*Exercise directions*.
Extract all lines that hold the string "used".

*Data in this exercise*.
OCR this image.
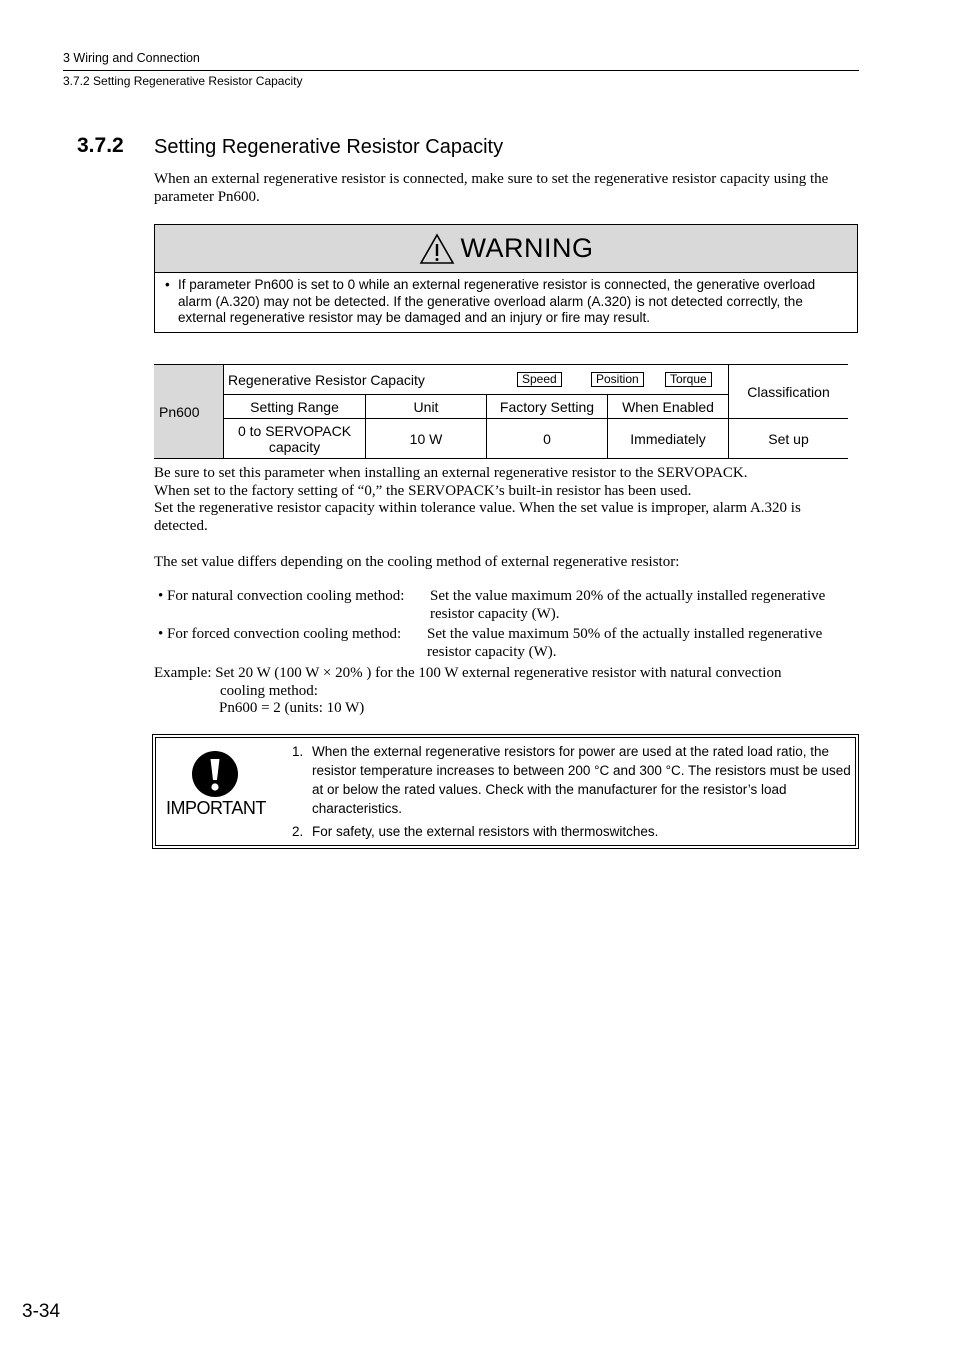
3 Wiring and Connection
3.7.2 Setting Regenerative Resistor Capacity
3.7.2 Setting Regenerative Resistor Capacity
When an external regenerative resistor is connected, make sure to set the regenerative resistor capacity using the parameter Pn600.
WARNING
• If parameter Pn600 is set to 0 while an external regenerative resistor is connected, the generative overload alarm (A.320) may not be detected. If the generative overload alarm (A.320) is not detected correctly, the external regenerative resistor may be damaged and an injury or fire may result.
Pn600	Regenerative Resistor Capacity Speed Position Torque				Classification
	Setting Range	Unit	Factory Setting	When Enabled	
	0 to SERVOPACK capacity	10 W	0	Immediately	Set up
Be sure to set this parameter when installing an external regenerative resistor to the SERVOPACK.
When set to the factory setting of “0,” the SERVOPACK’s built-in resistor has been used.
Set the regenerative resistor capacity within tolerance value. When the set value is improper, alarm A.320 is detected.
The set value differs depending on the cooling method of external regenerative resistor:
• For natural convection cooling method: Set the value maximum 20% of the actually installed regenerative
resistor capacity (W).
• For forced convection cooling method: Set the value maximum 50% of the actually installed regenerative
resistor capacity (W).
Example: Set 20 W (100 W × 20% ) for the 100 W external regenerative resistor with natural convection
cooling method:
Pn600 = 2 (units: 10 W)
IMPORTANT
1. When the external regenerative resistors for power are used at the rated load ratio, the resistor temperature increases to between 200 °C and 300 °C. The resistors must be used at or below the rated values. Check with the manufacturer for the resistor’s load characteristics.
2. For safety, use the external resistors with thermoswitches.
3-34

*Finished exercise*.
When set to the factory setting of “0,” the SERVOPACK’s built-in resistor has been used.
1. When the external regenerative resistors for power are used at the rated load ratio, the resistor temperature increases to between 200 °C and 300 °C. The resistors must be used at or below the rated values. Check with the manufacturer for the resistor’s load characteristics.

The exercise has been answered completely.